Retrofitting Table Level
Delete/Archive Strategies - Short Term Storage Models
by Bill
Wunder
When I began this series of articles
I had expected to deliver a one-two punch and then move on to
another aspect of SQL Server. Quickly it became obvious that
this topic would require more discussion than I had anticipated.
In the first segment,
Unbounded Table Growth by Design we explored the all too
common shortcut to data modeling that leaves an application with
unbounded table growth patterns in rapidly growing tables and we
examined how this practice is more debilitating the more
successful an application becomes as efforts to remove old and
no longer needed rows from table interferes with and perhaps
even breaks the applications ability to use the table. Then in
the second segment,
Classifications of Logging Tables we attempted to define
some loose categories that are useful as starting points for the
rescue of good applications from such unbounded growth
limitations. In that discussion we considered that there are a
few applications that actually need to support unlimited table
growth (recall we labeled this requirement as the History of
the World) and others that are completely miscast in the
role of an ever growing table when in fact they are merely
temporary data containers that can be easily and regularly
decapitated (with some irreverence we called these tables
Wholly Unnecessary). That was supposed to leave us to
discuss the majority of ever growing tables in this current
segment and to look over some working demonstrations of retrofit
partitioning strategies to help return the otherwise successful
application to a well behaved and easily maintainable state.
Well, now that I've had some time to ponder the real breadth of
remaining topic I believe I'm going to have to cut this last
piece of the pie into yet smaller slices in order to give the
remaining things to be said fair play.
#####
-- Problem to work on --
In the article on retrofitting delete/archive strategies, what label was given to the requirement that a table support unlimited growth?
#####
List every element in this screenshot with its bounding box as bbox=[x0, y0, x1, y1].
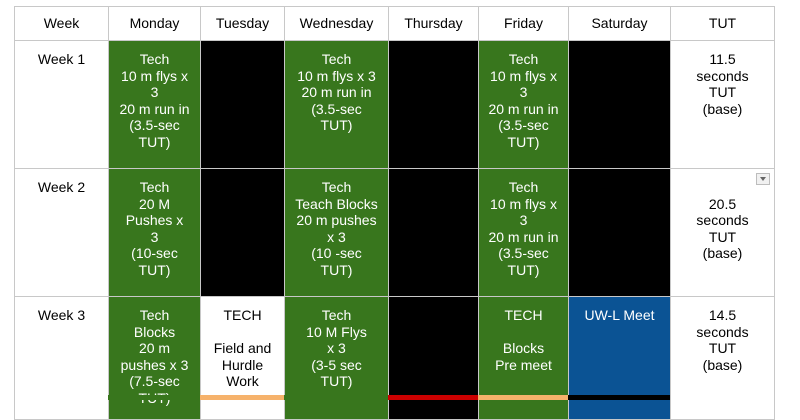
header-row: Week Monday Tuesday Wednesday Thursday F… bbox=[14, 6, 775, 41]
friday-cell[interactable]: Tech 10 m flys x 3 20 m run in (3.5-sec … bbox=[478, 168, 569, 297]
saturday-cell[interactable]: UW-L Meet bbox=[568, 296, 671, 420]
table-row: Week 3 Tech Blocks 20 m pushes x 3 (7.5-… bbox=[14, 296, 775, 420]
header-tut[interactable]: TUT bbox=[670, 6, 775, 41]
table-row: Week 2 Tech 20 M Pushes x 3 (10-sec TUT)… bbox=[14, 168, 775, 297]
thursday-cell[interactable] bbox=[388, 40, 479, 169]
thursday-next-cell bbox=[388, 395, 478, 400]
friday-cell[interactable]: TECH Blocks Pre meet bbox=[478, 296, 569, 420]
wednesday-cell[interactable]: Tech 10 m flys x 3 20 m run in (3.5-sec … bbox=[284, 40, 389, 169]
header-saturday[interactable]: Saturday bbox=[568, 6, 671, 41]
tuesday-next-cell bbox=[200, 395, 284, 400]
tut-cell-text: 20.5 seconds TUT (base) bbox=[696, 195, 749, 262]
tuesday-cell[interactable] bbox=[200, 40, 285, 169]
header-week[interactable]: Week bbox=[14, 6, 109, 41]
header-friday[interactable]: Friday bbox=[478, 6, 569, 41]
monday-cell[interactable]: Tech 10 m flys x 3 20 m run in (3.5-sec … bbox=[108, 40, 201, 169]
table-row: Week 1 Tech 10 m flys x 3 20 m run in (3… bbox=[14, 40, 775, 169]
friday-next-cell bbox=[478, 395, 568, 400]
schedule-table: Week Monday Tuesday Wednesday Thursday F… bbox=[14, 6, 775, 420]
tuesday-cell[interactable] bbox=[200, 168, 285, 297]
header-tuesday[interactable]: Tuesday bbox=[200, 6, 285, 41]
thursday-cell[interactable] bbox=[388, 296, 479, 420]
tut-cell[interactable]: 11.5 seconds TUT (base) bbox=[670, 40, 775, 169]
wednesday-cell[interactable]: Tech Teach Blocks 20 m pushes x 3 (10 -s… bbox=[284, 168, 389, 297]
friday-cell[interactable]: Tech 10 m flys x 3 20 m run in (3.5-sec … bbox=[478, 40, 569, 169]
saturday-next-cell bbox=[568, 395, 670, 400]
header-monday[interactable]: Monday bbox=[108, 6, 201, 41]
monday-cell[interactable]: Tech Blocks 20 m pushes x 3 (7.5-sec TUT… bbox=[108, 296, 201, 420]
tut-cell[interactable]: 20.5 seconds TUT (base) bbox=[670, 168, 775, 297]
tuesday-cell[interactable]: TECH Field and Hurdle Work bbox=[200, 296, 285, 420]
header-wednesday[interactable]: Wednesday bbox=[284, 6, 389, 41]
monday-next-cell bbox=[108, 395, 200, 400]
header-thursday[interactable]: Thursday bbox=[388, 6, 479, 41]
saturday-cell[interactable] bbox=[568, 168, 671, 297]
thursday-cell[interactable] bbox=[388, 168, 479, 297]
saturday-cell[interactable] bbox=[568, 40, 671, 169]
tut-cell[interactable]: 14.5 seconds TUT (base) bbox=[670, 296, 775, 420]
week-cell[interactable]: Week 1 bbox=[14, 40, 109, 169]
wednesday-cell[interactable]: Tech 10 M Flys x 3 (3-5 sec TUT) bbox=[284, 296, 389, 420]
monday-cell[interactable]: Tech 20 M Pushes x 3 (10-sec TUT) bbox=[108, 168, 201, 297]
week-cell[interactable]: Week 2 bbox=[14, 168, 109, 297]
week-cell[interactable]: Week 3 bbox=[14, 296, 109, 420]
next-row-peek bbox=[0, 395, 800, 400]
wednesday-next-cell bbox=[284, 395, 388, 400]
dropdown-arrow-icon[interactable] bbox=[756, 173, 770, 185]
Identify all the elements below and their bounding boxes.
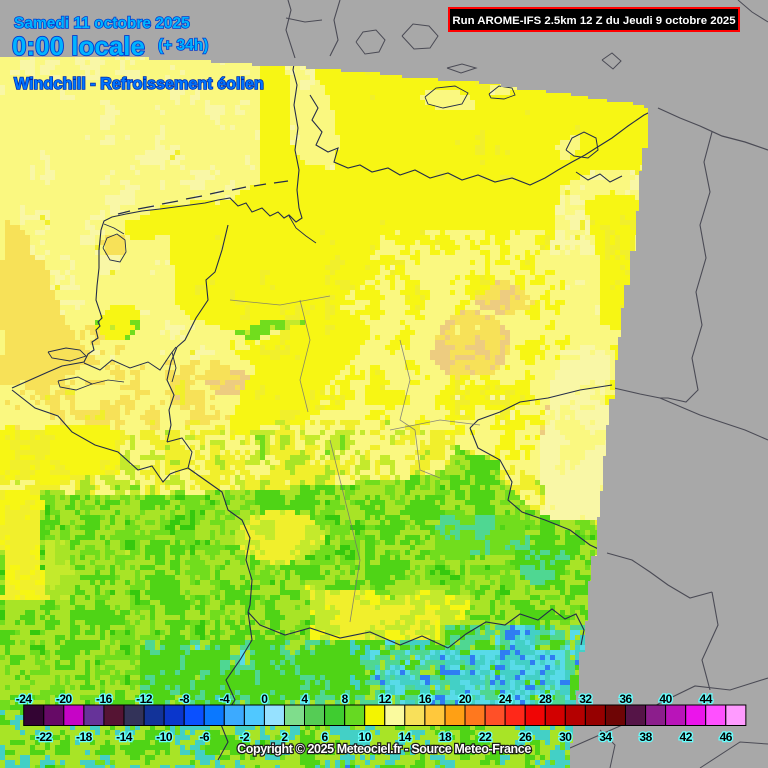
svg-text:20: 20 <box>459 692 472 706</box>
svg-text:46: 46 <box>720 730 733 744</box>
svg-text:Run AROME-IFS 2.5km 12 Z du Je: Run AROME-IFS 2.5km 12 Z du Jeudi 9 octo… <box>452 15 736 27</box>
svg-text:-6: -6 <box>199 730 209 744</box>
svg-text:38: 38 <box>639 730 652 744</box>
svg-text:-20: -20 <box>56 692 73 706</box>
svg-text:-18: -18 <box>76 730 93 744</box>
svg-text:-24: -24 <box>16 692 33 706</box>
svg-text:36: 36 <box>619 692 632 706</box>
svg-text:(+ 34h): (+ 34h) <box>158 37 208 54</box>
svg-text:Copyright © 2025 Meteociel.fr: Copyright © 2025 Meteociel.fr - Source M… <box>237 742 531 756</box>
svg-text:10: 10 <box>359 730 372 744</box>
svg-text:-14: -14 <box>116 730 133 744</box>
svg-text:26: 26 <box>519 730 532 744</box>
svg-text:6: 6 <box>322 730 329 744</box>
svg-text:32: 32 <box>579 692 592 706</box>
svg-text:-10: -10 <box>156 730 173 744</box>
svg-text:30: 30 <box>559 730 572 744</box>
svg-text:8: 8 <box>342 692 349 706</box>
svg-text:-22: -22 <box>36 730 53 744</box>
svg-text:18: 18 <box>439 730 452 744</box>
svg-text:-2: -2 <box>240 730 250 744</box>
svg-text:Windchill - Refroissement éoli: Windchill - Refroissement éolien <box>14 75 264 93</box>
svg-text:Samedi 11 octobre 2025: Samedi 11 octobre 2025 <box>14 15 190 32</box>
svg-text:22: 22 <box>479 730 492 744</box>
svg-text:44: 44 <box>700 692 713 706</box>
svg-text:42: 42 <box>680 730 693 744</box>
svg-text:0:00 locale: 0:00 locale <box>12 31 145 61</box>
svg-text:-12: -12 <box>136 692 153 706</box>
svg-text:-16: -16 <box>96 692 113 706</box>
svg-text:12: 12 <box>379 692 392 706</box>
svg-text:0: 0 <box>261 692 268 706</box>
svg-text:14: 14 <box>399 730 412 744</box>
svg-text:34: 34 <box>599 730 612 744</box>
svg-text:-4: -4 <box>219 692 229 706</box>
svg-text:40: 40 <box>659 692 672 706</box>
svg-text:16: 16 <box>419 692 432 706</box>
svg-text:4: 4 <box>301 692 308 706</box>
svg-text:2: 2 <box>281 730 288 744</box>
svg-text:24: 24 <box>499 692 512 706</box>
svg-text:28: 28 <box>539 692 552 706</box>
svg-text:-8: -8 <box>179 692 189 706</box>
#####
-- Expected answer --
History of the World